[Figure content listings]
########################################
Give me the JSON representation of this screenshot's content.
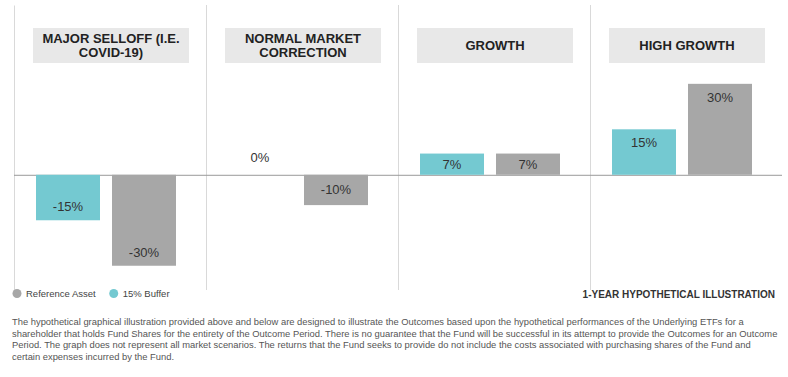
{
  "chart_data": {
    "type": "bar",
    "subtitle": "1-YEAR HYPOTHETICAL ILLUSTRATION",
    "footnote": "The hypothetical graphical illustration provided above and below are designed to illustrate the Outcomes based upon  the hypothetical performances of the Underlying ETFs for a shareholder that holds Fund Shares for the entirety of the Outcome Period.  There is no guarantee that the Fund will be successful in its attempt to provide the Outcomes for an Outcome Period.  The graph does not represent all market scenarios. The returns that the Fund seeks to provide do not include the costs associated with purchasing shares of the Fund and certain expenses incurred by the Fund.",
    "categories": [
      "MAJOR SELLOFF (I.E. COVID-19)",
      "NORMAL MARKET CORRECTION",
      "GROWTH",
      "HIGH GROWTH"
    ],
    "series": [
      {
        "name": "15% Buffer",
        "color": "#74c9d1",
        "values": [
          -15,
          0,
          7,
          15
        ],
        "value_labels": [
          "-15%",
          "0%",
          "7%",
          "15%"
        ]
      },
      {
        "name": "Reference Asset",
        "color": "#a7a7a7",
        "values": [
          -30,
          -10,
          7,
          30
        ],
        "value_labels": [
          "-30%",
          "-10%",
          "7%",
          "30%"
        ]
      }
    ],
    "ylim": [
      -38,
      56
    ],
    "yticks": [
      0
    ],
    "tick_labels": false,
    "data_labels": true,
    "legend": "bottom-left"
  }
}
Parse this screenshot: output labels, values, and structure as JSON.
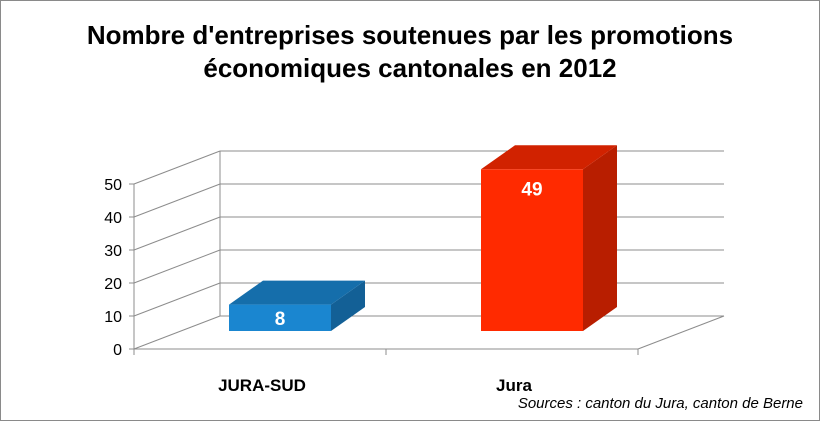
{
  "title_line1": "Nombre d'entreprises soutenues par les promotions",
  "title_line2": "économiques cantonales en 2012",
  "source": "Sources : canton du Jura, canton de Berne",
  "chart_data": {
    "type": "bar",
    "categories": [
      "JURA-SUD",
      "Jura"
    ],
    "values": [
      8,
      49
    ],
    "data_labels": [
      "8",
      "49"
    ],
    "ylim": [
      0,
      50
    ],
    "yticks": [
      "0",
      "10",
      "20",
      "30",
      "40",
      "50"
    ],
    "grid": true,
    "style": "3d",
    "colors": [
      "#1a86d0",
      "#ff2a00"
    ]
  }
}
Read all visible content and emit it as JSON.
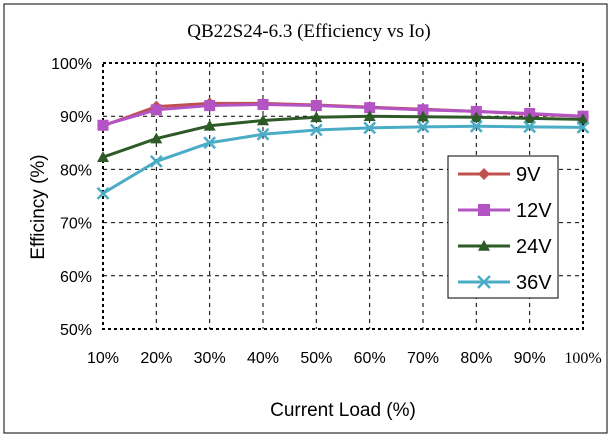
{
  "chart_data": {
    "type": "line",
    "title": "QB22S24-6.3   (Efficiency vs Io)",
    "xlabel": "Current Load (%)",
    "ylabel": "Efficincy (%)",
    "categories": [
      "10%",
      "20%",
      "30%",
      "40%",
      "50%",
      "60%",
      "70%",
      "80%",
      "90%",
      "100%"
    ],
    "y_tick_labels": [
      "50%",
      "60%",
      "70%",
      "80%",
      "90%",
      "100%"
    ],
    "ylim": [
      50,
      100
    ],
    "grid": true,
    "legend_position": "right",
    "series": [
      {
        "name": "9V",
        "color": "#c0504d",
        "marker": "diamond",
        "values": [
          88.2,
          91.8,
          92.4,
          92.4,
          92.1,
          91.7,
          91.3,
          90.9,
          90.4,
          90.0
        ]
      },
      {
        "name": "12V",
        "color": "#b453c4",
        "marker": "square",
        "values": [
          88.3,
          91.2,
          92.0,
          92.2,
          92.0,
          91.6,
          91.2,
          90.9,
          90.5,
          90.0
        ]
      },
      {
        "name": "24V",
        "color": "#2d5a27",
        "marker": "triangle",
        "values": [
          82.3,
          85.8,
          88.2,
          89.2,
          89.8,
          90.0,
          89.9,
          89.8,
          89.6,
          89.4
        ]
      },
      {
        "name": "36V",
        "color": "#4bacc6",
        "marker": "x",
        "values": [
          75.5,
          81.5,
          85.0,
          86.6,
          87.4,
          87.8,
          88.0,
          88.1,
          88.0,
          87.9
        ]
      }
    ]
  }
}
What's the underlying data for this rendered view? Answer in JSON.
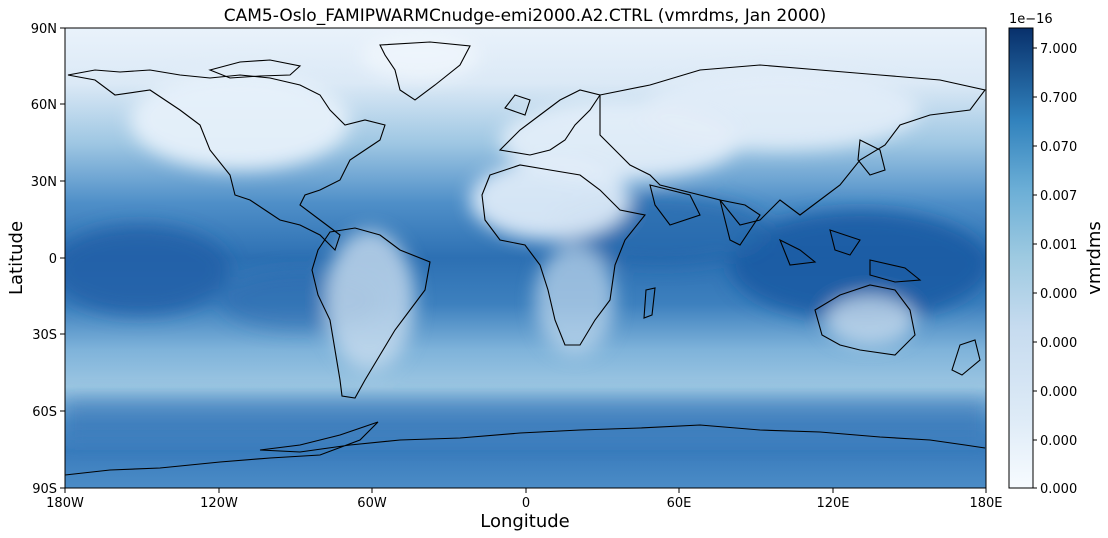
{
  "title": "CAM5-Oslo_FAMIPWARMCnudge-emi2000.A2.CTRL (vmrdms, Jan 2000)",
  "axes": {
    "xlabel": "Longitude",
    "ylabel": "Latitude",
    "xticks": [
      "180W",
      "120W",
      "60W",
      "0",
      "60E",
      "120E",
      "180E"
    ],
    "yticks": [
      "90N",
      "60N",
      "30N",
      "0",
      "30S",
      "60S",
      "90S"
    ]
  },
  "colorbar": {
    "label": "vmrdms",
    "offset_label": "1e−16",
    "ticks": [
      "7.000",
      "0.700",
      "0.070",
      "0.007",
      "0.001",
      "0.000",
      "0.000",
      "0.000",
      "0.000",
      "0.000"
    ],
    "colormap": "Blues",
    "scale": "log"
  },
  "map": {
    "projection": "PlateCarree",
    "extent_lon": [
      -180,
      180
    ],
    "extent_lat": [
      -90,
      90
    ],
    "coastlines": true,
    "field": "vmrdms",
    "time": "Jan 2000"
  },
  "colors": {
    "ocean_high": "#08519c",
    "ocean_mid": "#4a90c6",
    "land_low": "#e8f1fa",
    "coastline": "#000000"
  }
}
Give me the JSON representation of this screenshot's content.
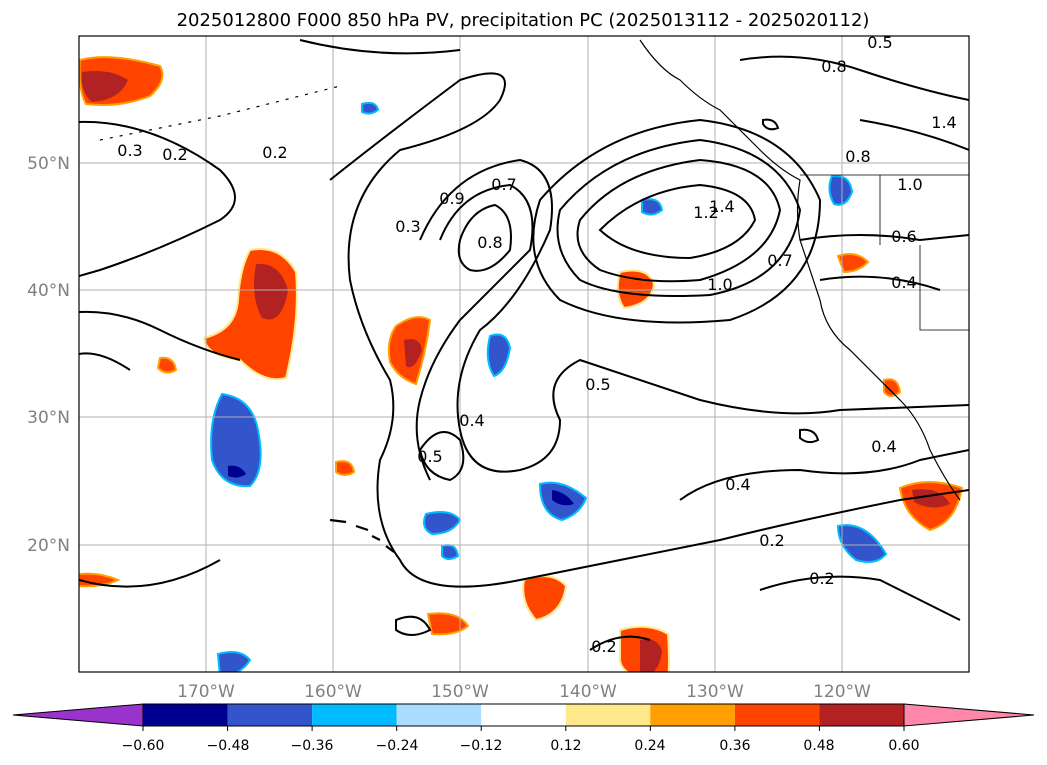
{
  "chart_data": {
    "type": "contour-map",
    "title": "2025012800 F000 850 hPa PV, precipitation PC (2025013112 - 2025020112)",
    "map": {
      "lon_range": [
        -180,
        -110
      ],
      "lat_range": [
        10,
        60
      ],
      "coastlines": true,
      "gridlines": true
    },
    "x_ticks": [
      "170°W",
      "160°W",
      "150°W",
      "140°W",
      "130°W",
      "120°W"
    ],
    "x_tick_values": [
      -170,
      -160,
      -150,
      -140,
      -130,
      -120
    ],
    "y_ticks": [
      "20°N",
      "30°N",
      "40°N",
      "50°N"
    ],
    "y_tick_values": [
      20,
      30,
      40,
      50
    ],
    "contour_labels": [
      "0.2",
      "0.3",
      "0.2",
      "0.7",
      "0.3",
      "0.9",
      "0.8",
      "1.2",
      "1.4",
      "1.0",
      "0.7",
      "0.8",
      "1.0",
      "0.6",
      "0.4",
      "0.5",
      "0.4",
      "0.5",
      "0.4",
      "0.2",
      "0.2",
      "0.2",
      "0.4",
      "0.8",
      "0.5",
      "1.4"
    ],
    "colorbar": {
      "ticks": [
        "−0.60",
        "−0.48",
        "−0.36",
        "−0.24",
        "−0.12",
        "0.12",
        "0.24",
        "0.36",
        "0.48",
        "0.60"
      ],
      "levels": [
        -0.6,
        -0.48,
        -0.36,
        -0.24,
        -0.12,
        0.12,
        0.24,
        0.36,
        0.48,
        0.6
      ],
      "colors": [
        "#9933cc",
        "#000090",
        "#3355cc",
        "#00bbff",
        "#aaddff",
        "#ffffff",
        "#ffe88a",
        "#ffa000",
        "#ff4400",
        "#b22222",
        "#ff88aa"
      ],
      "extend": "both"
    }
  }
}
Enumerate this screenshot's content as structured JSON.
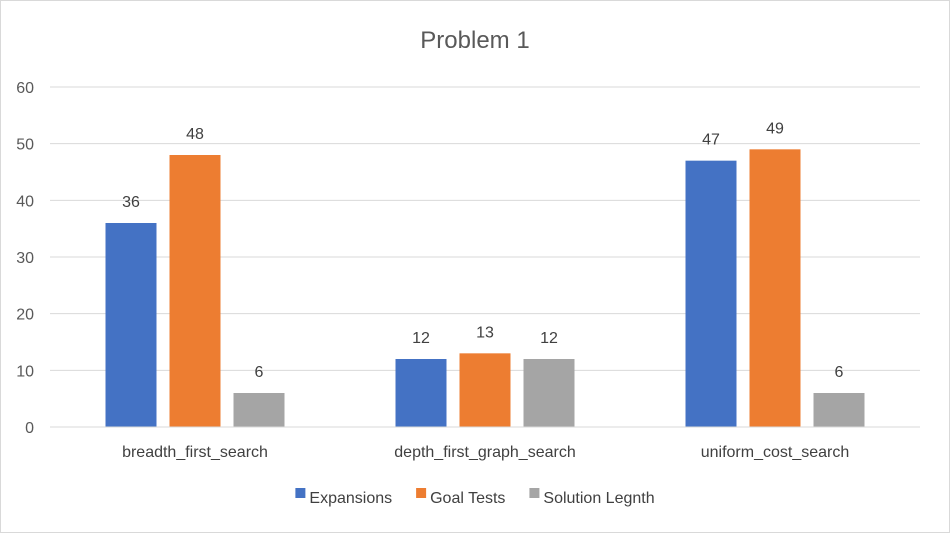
{
  "chart_data": {
    "type": "bar",
    "title": "Problem 1",
    "categories": [
      "breadth_first_search",
      "depth_first_graph_search",
      "uniform_cost_search"
    ],
    "series": [
      {
        "name": "Expansions",
        "values": [
          36,
          12,
          47
        ],
        "color": "#4472c4"
      },
      {
        "name": "Goal Tests",
        "values": [
          48,
          13,
          49
        ],
        "color": "#ed7d31"
      },
      {
        "name": "Solution Legnth",
        "values": [
          6,
          12,
          6
        ],
        "color": "#a5a5a5"
      }
    ],
    "ylim": [
      0,
      60
    ],
    "yticks": [
      0,
      10,
      20,
      30,
      40,
      50,
      60
    ],
    "grid": true,
    "legend_position": "bottom",
    "xlabel": "",
    "ylabel": ""
  }
}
########################################
_EXERCISE DETAILS:_ Copy each line of the data above that holds "this".

_FULL SOLUTION:_
Give me the JSON representation of this screenshot's content.
Parse this screenshot: output labels, values, and structure as JSON.
What's the underlying data for this rendered view? Answer in JSON.
Give me the JSON representation of this screenshot's content.
Enumerate this screenshot's content as structured JSON.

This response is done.